Entries taken from a collection:
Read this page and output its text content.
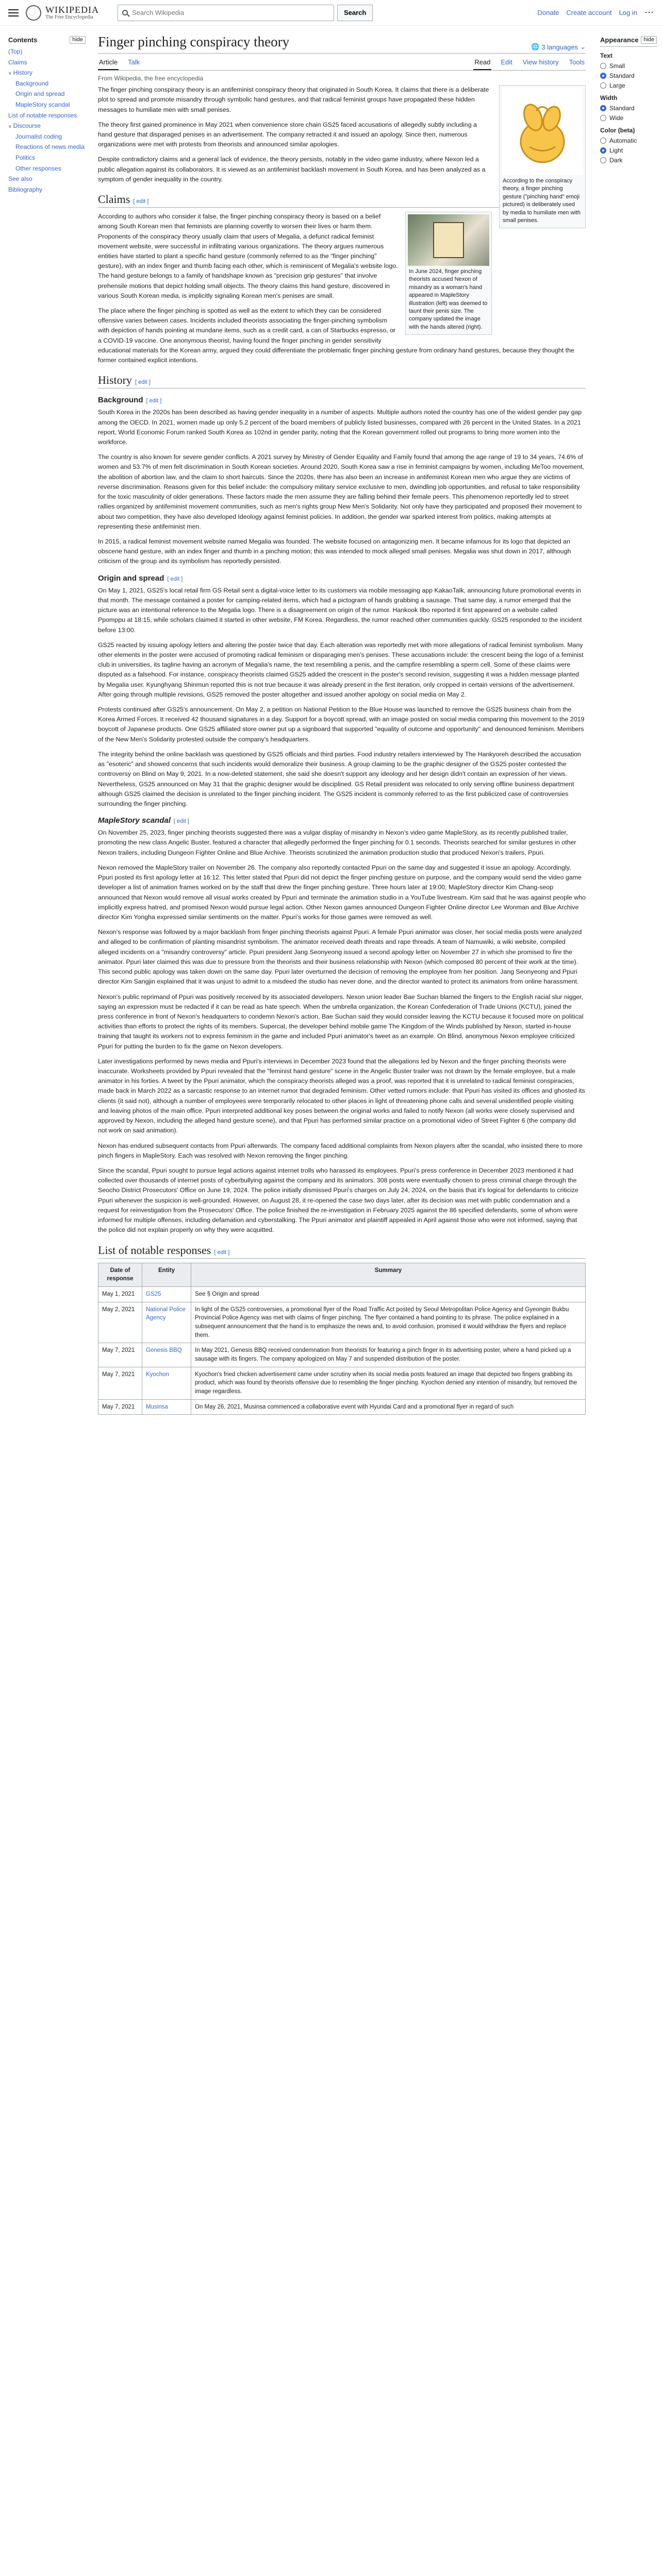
WIKIPEDIA
The Free Encyclopedia
Search Wikipedia
Search	Donate Create account Log in ⋯
Contents	hide
(Top)
Claims
∨ History
Background
Origin and spread
MapleStory scandal
List of notable responses
∨ Discourse
Journalist coding
Reactions of news media
Politics
Other responses
See also
Bibliography
Finger pinching conspiracy theory	🌐 3 languages ⌄
Article Talk	Read Edit View history Tools
From Wikipedia, the free encyclopedia
According to the conspiracy theory, a finger pinching gesture ("pinching hand" emoji pictured) is deliberately used by media to humiliate men with small penises.

The finger pinching conspiracy theory is an antifeminist conspiracy theory that originated in South Korea. It claims that there is a deliberate plot to spread and promote misandry through symbolic hand gestures, and that radical feminist groups have propagated these hidden messages to humiliate men with small penises.

The theory first gained prominence in May 2021 when convenience store chain GS25 faced accusations of allegedly subtly including a hand gesture that disparaged penises in an advertisement. The company retracted it and issued an apology. Since then, numerous organizations were met with protests from theorists and announced similar apologies.

Despite contradictory claims and a general lack of evidence, the theory persists, notably in the video game industry, where Nexon led a public allegation against its collaborators. It is viewed as an antifeminist backlash movement in South Korea, and has been analyzed as a symptom of gender inequality in the country.

Claims [ edit ]
In June 2024, finger pinching theorists accused Nexon of misandry as a woman's hand appeared in MapleStory illustration (left) was deemed to taunt their penis size. The company updated the image with the hands altered (right).

According to authors who consider it false, the finger pinching conspiracy theory is based on a belief among South Korean men that feminists are planning covertly to worsen their lives or harm them. Proponents of the conspiracy theory usually claim that users of Megalia, a defunct radical feminist movement website, were successful in infiltrating various organizations. The theory argues numerous entities have started to plant a specific hand gesture (commonly referred to as the "finger pinching" gesture), with an index finger and thumb facing each other, which is reminiscent of Megalia's website logo. The hand gesture belongs to a family of handshape known as "precision grip gestures" that involve prehensile motions that depict holding small objects. The theory claims this hand gesture, discovered in various South Korean media, is implicitly signaling Korean men's penises are small.

The place where the finger pinching is spotted as well as the extent to which they can be considered offensive varies between cases. Incidents included theorists associating the finger-pinching symbolism with depiction of hands pointing at mundane items, such as a credit card, a can of Starbucks espresso, or a COVID-19 vaccine. One anonymous theorist, having found the finger pinching in gender sensitivity educational materials for the Korean army, argued they could differentiate the problematic finger pinching gesture from ordinary hand gestures, because they thought the former contained explicit intentions.

History [ edit ]
Background [ edit ]

South Korea in the 2020s has been described as having gender inequality in a number of aspects. Multiple authors noted the country has one of the widest gender pay gap among the OECD. In 2021, women made up only 5.2 percent of the board members of publicly listed businesses, compared with 26 percent in the United States. In a 2021 report, World Economic Forum ranked South Korea as 102nd in gender parity, noting that the Korean government rolled out programs to bring more women into the workforce.

The country is also known for severe gender conflicts. A 2021 survey by Ministry of Gender Equality and Family found that among the age range of 19 to 34 years, 74.6% of women and 53.7% of men felt discrimination in South Korean societies. Around 2020, South Korea saw a rise in feminist campaigns by women, including MeToo movement, the abolition of abortion law, and the claim to short haircuts. Since the 2020s, there has also been an increase in antifeminist Korean men who argue they are victims of reverse discrimination. Reasons given for this belief include: the compulsory military service exclusive to men, dwindling job opportunities, and refusal to take responsibility for the toxic masculinity of older generations. These factors made the men assume they are falling behind their female peers. This phenomenon reportedly led to street rallies organized by antifeminist movement communities, such as men's rights group New Men's Solidarity. Not only have they participated and proposed their movement to about two competition, they have also developed Ideology against feminist policies. In addition, the gender war sparked interest from politics, making attempts at representing these antifeminist men.

In 2015, a radical feminist movement website named Megalia was founded. The website focused on antagonizing men. It became infamous for its logo that depicted an obscene hand gesture, with an index finger and thumb in a pinching motion; this was intended to mock alleged small penises. Megalia was shut down in 2017, although criticism of the group and its symbolism has reportedly persisted.

Origin and spread [ edit ]

On May 1, 2021, GS25's local retail firm GS Retail sent a digital-voice letter to its customers via mobile messaging app KakaoTalk, announcing future promotional events in that month. The message contained a poster for camping-related items, which had a pictogram of hands grabbing a sausage. That same day, a rumor emerged that the picture was an intentional reference to the Megalia logo. There is a disagreement on origin of the rumor. Hankook Ilbo reported it first appeared on a website called Ppomppu at 18:15, while scholars claimed it started in other website, FM Korea. Regardless, the rumor reached other communities quickly. GS25 responded to the incident before 13:00.

GS25 reacted by issuing apology letters and altering the poster twice that day. Each alteration was reportedly met with more allegations of radical feminist symbolism. Many other elements in the poster were accused of promoting radical feminism or disparaging men's penises. These accusations include: the crescent being the logo of a feminist club in universities, its tagline having an acronym of Megalia's name, the text resembling a penis, and the campfire resembling a sperm cell. Some of these claims were disputed as a falsehood. For instance, conspiracy theorists claimed GS25 added the crescent in the poster's second revision, suggesting it was a hidden message planted by Megalia user. Kyunghyang Shinmun reported this is not true because it was already present in the first iteration, only cropped in certain versions of the advertisement. After going through multiple revisions, GS25 removed the poster altogether and issued another apology on social media on May 2.

Protests continued after GS25's announcement. On May 2, a petition on National Petition to the Blue House was launched to remove the GS25 business chain from the Korea Armed Forces. It received 42 thousand signatures in a day. Support for a boycott spread, with an image posted on social media comparing this movement to the 2019 boycott of Japanese products. One GS25 affiliated store owner put up a signboard that supported "equality of outcome and opportunity" and denounced feminism. Members of the New Men's Solidarity protested outside the company's headquarters.

The integrity behind the online backlash was questioned by GS25 officials and third parties. Food industry retailers interviewed by The Hankyoreh described the accusation as "esoteric" and showed concerns that such incidents would demoralize their business. A group claiming to be the graphic designer of the GS25 poster contested the controversy on Blind on May 9, 2021. In a now-deleted statement, she said she doesn't support any ideology and her design didn't contain an expression of her views. Nevertheless, GS25 announced on May 31 that the graphic designer would be disciplined. GS Retail president was relocated to only serving offline business department although GS25 claimed the decision is unrelated to the finger pinching incident. The GS25 incident is commonly referred to as the first publicized case of controversies surrounding the finger pinching.

MapleStory scandal [ edit ]

On November 25, 2023, finger pinching theorists suggested there was a vulgar display of misandry in Nexon's video game MapleStory, as its recently published trailer, promoting the new class Angelic Buster, featured a character that allegedly performed the finger pinching for 0.1 seconds. Theorists searched for similar gestures in other Nexon trailers, including Dungeon Fighter Online and Blue Archive. Theorists scrutinized the animation production studio that produced Nexon's trailers, Ppuri.

Nexon removed the MapleStory trailer on November 26. The company also reportedly contacted Ppuri on the same day and suggested it issue an apology. Accordingly, Ppuri posted its first apology letter at 16:12. This letter stated that Ppuri did not depict the finger pinching gesture on purpose, and the company would send the video game developer a list of animation frames worked on by the staff that drew the finger pinching gesture. Three hours later at 19:00, MapleStory director Kim Chang-seop announced that Nexon would remove all visual works created by Ppuri and terminate the animation studio in a YouTube livestream. Kim said that he was against people who implicitly express hatred, and promised Nexon would pursue legal action. Other Nexon games announced Dungeon Fighter Online director Lee Wonman and Blue Archive director Kim Yongha expressed similar sentiments on the matter. Ppuri's works for those games were removed as well.

Nexon's response was followed by a major backlash from finger pinching theorists against Ppuri. A female Ppuri animator was closer, her social media posts were analyzed and alleged to be confirmation of planting misandrist symbolism. The animator received death threats and rape threads. A team of Namuwiki, a wiki website, compiled alleged incidents on a "misandry controversy" article. Ppuri president Jang Seonyeong issued a second apology letter on November 27 in which she promised to fire the animator. Ppuri later claimed this was due to pressure from the theorists and their business relationship with Nexon (which composed 80 percent of their work at the time). This second public apology was taken down on the same day. Ppuri later overturned the decision of removing the employee from her position. Jang Seonyeong and Ppuri director Kim Sangjin explained that it was unjust to admit to a misdeed the studio has never done, and the director wanted to protect its animators from online harassment.

Nexon's public reprimand of Ppuri was positively received by its associated developers. Nexon union leader Bae Suchan blamed the fingers to the English racial slur nigger, saying an expression must be redacted if it can be read as hate speech. When the umbrella organization, the Korean Confederation of Trade Unions (KCTU), joined the press conference in front of Nexon's headquarters to condemn Nexon's action, Bae Suchan said they would consider leaving the KCTU because it focused more on political activities than efforts to protect the rights of its members. Supercat, the developer behind mobile game The Kingdom of the Winds published by Nexon, started in-house training that taught its workers not to express feminism in the game and included Ppuri animator's tweet as an example. On Blind, anonymous Nexon employee criticized Ppuri for putting the burden to fix the game on Nexon developers.

Later investigations performed by news media and Ppuri's interviews in December 2023 found that the allegations led by Nexon and the finger pinching theorists were inaccurate. Worksheets provided by Ppuri revealed that the "feminist hand gesture" scene in the Angelic Buster trailer was not drawn by the female employee, but a male animator in his forties. A tweet by the Ppuri animator, which the conspiracy theorists alleged was a proof, was reported that it is unrelated to radical feminist conspiracies, made back in March 2022 as a sarcastic response to an internet rumor that degraded feminism. Other vetted rumors include: that Ppuri has visited its offices and ghosted its clients (it said not), although a number of employees were temporarily relocated to other places in light of threatening phone calls and several unidentified people visiting and leaving photos of the main office. Ppuri interpreted additional key poses between the original works and failed to notify Nexon (all works were closely supervised and approved by Nexon, including the alleged hand gesture scene), and that Ppuri has performed similar practice on a promotional video of Street Fighter 6 (the company did not work on said animation).

Nexon has endured subsequent contacts from Ppuri afterwards. The company faced additional complaints from Nexon players after the scandal, who insisted there to more pinch fingers in MapleStory. Each was resolved with Nexon removing the finger pinching.

Since the scandal, Ppuri sought to pursue legal actions against internet trolls who harassed its employees. Ppuri's press conference in December 2023 mentioned it had collected over thousands of internet posts of cyberbullying against the company and its animators. 308 posts were eventually chosen to press criminal charge through the Seocho District Prosecutors' Office on June 19, 2024. The police initially dismissed Ppuri's charges on July 24, 2024, on the basis that it's logical for defendants to criticize Ppuri whenever the suspicion is well-grounded. However, on August 28, it re-opened the case two days later, after its decision was met with public condemnation and a request for reinvestigation from the Prosecutors' Office. The police finished the re-investigation in February 2025 against the 86 specified defendants, some of whom were informed for multiple offenses, including defamation and cyberstalking. The Ppuri animator and plaintiff appealed in April against those who were not informed, saying that the police did not explain properly on why they were acquitted.

List of notable responses [ edit ]
Date of response	Entity	Summary
May 1, 2021	GS25	See § Origin and spread
May 2, 2021	National Police Agency	In light of the GS25 controversies, a promotional flyer of the Road Traffic Act posted by Seoul Metropolitan Police Agency and Gyeongin Bukbu Provincial Police Agency was met with claims of finger pinching. The flyer contained a hand pointing to its phrase. The police explained in a subsequent announcement that the hand is to emphasize the news and, to avoid confusion, promised it would withdraw the flyers and replace them.
May 7, 2021	Genesis BBQ	In May 2021, Genesis BBQ received condemnation from theorists for featuring a pinch finger in its advertising poster, where a hand picked up a sausage with its fingers. The company apologized on May 7 and suspended distribution of the poster.
May 7, 2021	Kyochon	Kyochon's fried chicken advertisement came under scrutiny when its social media posts featured an image that depicted two fingers grabbing its product, which was found by theorists offensive due to resembling the finger pinching. Kyochon denied any intention of misandry, but removed the image regardless.
May 7, 2021	Musinsa	On May 26, 2021, Musinsa commenced a collaborative event with Hyundai Card and a promotional flyer in regard of such
Appearance hide
Text
Small
Standard
Large
Width
Standard
Wide
Color (beta)
Automatic
Light
Dark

Directions: Read the entries and show each line that mentions "allegedly".

Answer space:
The theory first gained prominence in May 2021 when convenience store chain GS25 faced accusations of allegedly subtly including a hand gesture that disparaged penises in an advertisement. The company retracted it and issued an apology. Since then, numerous organizations were met with protests from theorists and announced similar apologies.
On November 25, 2023, finger pinching theorists suggested there was a vulgar display of misandry in Nexon's video game MapleStory, as its recently published trailer, promoting the new class Angelic Buster, featured a character that allegedly performed the finger pinching for 0.1 seconds. Theorists searched for similar gestures in other Nexon trailers, including Dungeon Fighter Online and Blue Archive. Theorists scrutinized the animation production studio that produced Nexon's trailers, Ppuri.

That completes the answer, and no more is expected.